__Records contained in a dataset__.
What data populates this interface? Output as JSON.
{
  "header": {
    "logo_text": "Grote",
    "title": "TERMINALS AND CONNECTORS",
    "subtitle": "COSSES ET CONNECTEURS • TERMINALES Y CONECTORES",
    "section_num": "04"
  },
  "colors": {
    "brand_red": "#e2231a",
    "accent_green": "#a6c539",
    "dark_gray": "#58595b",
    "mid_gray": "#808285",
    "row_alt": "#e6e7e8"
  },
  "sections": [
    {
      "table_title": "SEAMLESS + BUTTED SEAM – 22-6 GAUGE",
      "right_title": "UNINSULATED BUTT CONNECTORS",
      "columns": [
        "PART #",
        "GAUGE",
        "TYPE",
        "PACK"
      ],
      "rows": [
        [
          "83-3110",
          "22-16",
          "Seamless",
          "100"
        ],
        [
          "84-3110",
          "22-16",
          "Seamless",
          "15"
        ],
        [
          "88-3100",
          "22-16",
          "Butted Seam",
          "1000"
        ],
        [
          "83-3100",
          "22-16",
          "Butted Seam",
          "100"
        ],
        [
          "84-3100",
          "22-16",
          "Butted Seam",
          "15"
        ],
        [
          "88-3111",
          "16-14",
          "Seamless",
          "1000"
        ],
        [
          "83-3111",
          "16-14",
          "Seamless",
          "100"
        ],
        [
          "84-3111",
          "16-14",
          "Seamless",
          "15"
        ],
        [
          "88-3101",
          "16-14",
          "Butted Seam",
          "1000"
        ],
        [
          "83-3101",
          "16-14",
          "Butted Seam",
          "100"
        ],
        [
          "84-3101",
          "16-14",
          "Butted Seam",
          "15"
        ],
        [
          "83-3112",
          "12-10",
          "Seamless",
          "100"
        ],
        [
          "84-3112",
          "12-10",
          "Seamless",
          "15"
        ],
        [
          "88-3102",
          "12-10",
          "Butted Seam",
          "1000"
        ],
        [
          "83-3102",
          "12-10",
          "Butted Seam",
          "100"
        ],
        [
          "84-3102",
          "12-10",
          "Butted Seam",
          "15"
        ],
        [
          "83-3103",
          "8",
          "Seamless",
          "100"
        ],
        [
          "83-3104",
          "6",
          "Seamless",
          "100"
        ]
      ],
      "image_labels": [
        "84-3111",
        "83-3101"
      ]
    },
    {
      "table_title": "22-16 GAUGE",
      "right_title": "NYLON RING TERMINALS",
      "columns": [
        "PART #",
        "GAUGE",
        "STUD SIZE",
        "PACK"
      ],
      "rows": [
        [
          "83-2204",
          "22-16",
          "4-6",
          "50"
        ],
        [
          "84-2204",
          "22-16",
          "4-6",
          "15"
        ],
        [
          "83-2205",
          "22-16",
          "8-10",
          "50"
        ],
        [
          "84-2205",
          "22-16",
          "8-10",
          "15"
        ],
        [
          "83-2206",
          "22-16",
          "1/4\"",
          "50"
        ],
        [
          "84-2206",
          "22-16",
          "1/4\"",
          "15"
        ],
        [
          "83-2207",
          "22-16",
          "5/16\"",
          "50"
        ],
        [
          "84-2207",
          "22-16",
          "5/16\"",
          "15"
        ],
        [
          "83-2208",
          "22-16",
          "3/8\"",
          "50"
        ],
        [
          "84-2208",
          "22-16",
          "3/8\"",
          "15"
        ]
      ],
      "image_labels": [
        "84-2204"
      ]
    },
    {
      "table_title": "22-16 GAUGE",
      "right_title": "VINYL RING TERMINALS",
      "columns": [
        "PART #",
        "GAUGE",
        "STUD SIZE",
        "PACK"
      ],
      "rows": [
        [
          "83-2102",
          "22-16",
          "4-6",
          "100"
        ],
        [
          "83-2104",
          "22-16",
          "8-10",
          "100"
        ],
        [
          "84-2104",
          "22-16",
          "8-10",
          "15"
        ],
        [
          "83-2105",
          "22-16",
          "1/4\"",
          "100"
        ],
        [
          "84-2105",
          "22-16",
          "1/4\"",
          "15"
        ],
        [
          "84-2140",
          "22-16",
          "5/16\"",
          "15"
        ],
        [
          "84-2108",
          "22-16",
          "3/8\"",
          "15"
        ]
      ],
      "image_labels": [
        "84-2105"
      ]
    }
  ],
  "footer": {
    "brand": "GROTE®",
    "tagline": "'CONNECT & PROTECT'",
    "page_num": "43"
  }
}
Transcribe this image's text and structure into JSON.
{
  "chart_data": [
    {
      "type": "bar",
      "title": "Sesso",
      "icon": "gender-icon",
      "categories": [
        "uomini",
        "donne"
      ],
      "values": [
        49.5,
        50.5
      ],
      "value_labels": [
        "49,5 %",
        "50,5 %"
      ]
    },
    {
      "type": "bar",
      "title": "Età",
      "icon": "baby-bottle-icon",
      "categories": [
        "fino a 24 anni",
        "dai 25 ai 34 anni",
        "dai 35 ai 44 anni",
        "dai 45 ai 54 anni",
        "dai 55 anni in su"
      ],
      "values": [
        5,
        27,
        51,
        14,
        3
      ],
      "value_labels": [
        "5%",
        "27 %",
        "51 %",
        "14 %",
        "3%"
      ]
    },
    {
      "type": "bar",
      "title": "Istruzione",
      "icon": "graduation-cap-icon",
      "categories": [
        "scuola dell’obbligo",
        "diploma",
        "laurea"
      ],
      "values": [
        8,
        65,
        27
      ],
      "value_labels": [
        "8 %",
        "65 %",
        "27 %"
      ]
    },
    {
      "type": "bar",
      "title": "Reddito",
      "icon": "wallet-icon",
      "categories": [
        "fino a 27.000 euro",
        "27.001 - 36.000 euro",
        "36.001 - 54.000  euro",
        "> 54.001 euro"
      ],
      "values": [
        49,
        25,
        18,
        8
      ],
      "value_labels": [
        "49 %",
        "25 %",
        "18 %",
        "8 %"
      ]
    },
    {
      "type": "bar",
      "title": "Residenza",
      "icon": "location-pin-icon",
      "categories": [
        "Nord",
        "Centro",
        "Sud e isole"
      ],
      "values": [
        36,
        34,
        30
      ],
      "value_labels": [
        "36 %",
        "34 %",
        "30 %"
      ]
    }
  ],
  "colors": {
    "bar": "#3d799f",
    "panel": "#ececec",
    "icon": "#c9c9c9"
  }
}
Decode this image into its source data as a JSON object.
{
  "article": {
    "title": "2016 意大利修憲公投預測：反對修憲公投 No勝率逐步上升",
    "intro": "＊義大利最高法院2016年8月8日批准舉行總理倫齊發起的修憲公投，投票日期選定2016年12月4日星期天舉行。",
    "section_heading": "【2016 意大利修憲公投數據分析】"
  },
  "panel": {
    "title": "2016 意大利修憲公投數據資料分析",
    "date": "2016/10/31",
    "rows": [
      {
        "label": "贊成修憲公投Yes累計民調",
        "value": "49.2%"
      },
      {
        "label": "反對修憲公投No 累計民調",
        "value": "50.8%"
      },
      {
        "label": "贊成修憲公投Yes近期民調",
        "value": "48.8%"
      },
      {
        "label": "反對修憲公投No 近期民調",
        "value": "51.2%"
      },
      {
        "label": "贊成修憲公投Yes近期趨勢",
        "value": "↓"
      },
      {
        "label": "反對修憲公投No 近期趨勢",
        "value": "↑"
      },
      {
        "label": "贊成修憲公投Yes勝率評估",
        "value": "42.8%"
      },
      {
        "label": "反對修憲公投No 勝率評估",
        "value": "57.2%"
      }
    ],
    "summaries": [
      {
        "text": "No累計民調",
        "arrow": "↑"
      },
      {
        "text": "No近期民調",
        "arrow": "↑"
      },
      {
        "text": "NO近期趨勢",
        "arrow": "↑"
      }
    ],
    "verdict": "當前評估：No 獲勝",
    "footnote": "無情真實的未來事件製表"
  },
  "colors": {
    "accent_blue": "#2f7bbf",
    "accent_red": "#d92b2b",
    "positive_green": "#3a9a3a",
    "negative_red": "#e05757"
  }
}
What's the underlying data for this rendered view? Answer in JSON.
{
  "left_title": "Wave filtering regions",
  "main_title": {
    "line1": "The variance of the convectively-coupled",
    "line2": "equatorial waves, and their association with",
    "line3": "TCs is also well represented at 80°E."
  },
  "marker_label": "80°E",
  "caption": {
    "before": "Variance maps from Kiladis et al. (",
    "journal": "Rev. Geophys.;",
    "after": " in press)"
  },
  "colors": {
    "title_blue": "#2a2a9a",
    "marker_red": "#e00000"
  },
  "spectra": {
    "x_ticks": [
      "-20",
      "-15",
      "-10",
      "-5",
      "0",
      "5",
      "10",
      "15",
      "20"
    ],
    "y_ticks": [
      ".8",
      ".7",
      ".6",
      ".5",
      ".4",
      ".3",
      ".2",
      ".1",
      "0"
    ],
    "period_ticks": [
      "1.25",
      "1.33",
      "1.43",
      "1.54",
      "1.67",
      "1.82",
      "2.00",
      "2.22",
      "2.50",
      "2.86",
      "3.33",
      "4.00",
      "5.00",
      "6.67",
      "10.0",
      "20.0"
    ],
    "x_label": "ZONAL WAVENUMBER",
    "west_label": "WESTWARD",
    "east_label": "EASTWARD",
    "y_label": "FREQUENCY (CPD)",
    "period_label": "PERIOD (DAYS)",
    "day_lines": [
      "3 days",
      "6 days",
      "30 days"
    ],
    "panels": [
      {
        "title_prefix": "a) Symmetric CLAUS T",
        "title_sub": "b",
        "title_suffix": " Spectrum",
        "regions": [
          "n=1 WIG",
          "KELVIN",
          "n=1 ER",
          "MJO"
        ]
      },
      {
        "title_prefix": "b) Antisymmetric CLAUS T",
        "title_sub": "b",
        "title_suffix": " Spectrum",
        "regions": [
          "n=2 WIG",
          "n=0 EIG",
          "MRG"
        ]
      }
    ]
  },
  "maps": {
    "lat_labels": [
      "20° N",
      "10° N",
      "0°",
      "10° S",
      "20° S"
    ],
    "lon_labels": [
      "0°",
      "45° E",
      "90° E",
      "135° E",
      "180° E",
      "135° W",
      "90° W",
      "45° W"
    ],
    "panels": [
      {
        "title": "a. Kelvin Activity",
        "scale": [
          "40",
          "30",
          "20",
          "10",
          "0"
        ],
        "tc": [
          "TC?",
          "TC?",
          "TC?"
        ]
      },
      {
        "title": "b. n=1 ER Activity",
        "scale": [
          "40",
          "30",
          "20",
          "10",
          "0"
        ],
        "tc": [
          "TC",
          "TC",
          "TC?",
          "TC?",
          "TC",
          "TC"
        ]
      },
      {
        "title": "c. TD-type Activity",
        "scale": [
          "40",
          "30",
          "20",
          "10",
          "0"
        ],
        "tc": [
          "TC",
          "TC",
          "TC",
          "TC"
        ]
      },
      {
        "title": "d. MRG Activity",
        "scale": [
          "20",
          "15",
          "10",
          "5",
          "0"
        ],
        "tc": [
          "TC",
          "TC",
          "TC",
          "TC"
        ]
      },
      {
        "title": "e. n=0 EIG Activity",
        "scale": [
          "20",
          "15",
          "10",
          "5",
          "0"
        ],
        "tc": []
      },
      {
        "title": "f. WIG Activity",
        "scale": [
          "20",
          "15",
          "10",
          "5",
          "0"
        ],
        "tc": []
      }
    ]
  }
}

__Objective__.
Identify each line in the entries with the word "into" and copy it.

__Expected answer__.
Transcribe this image's text and structure into JSON.
Decode this image into its source data as a JSON object.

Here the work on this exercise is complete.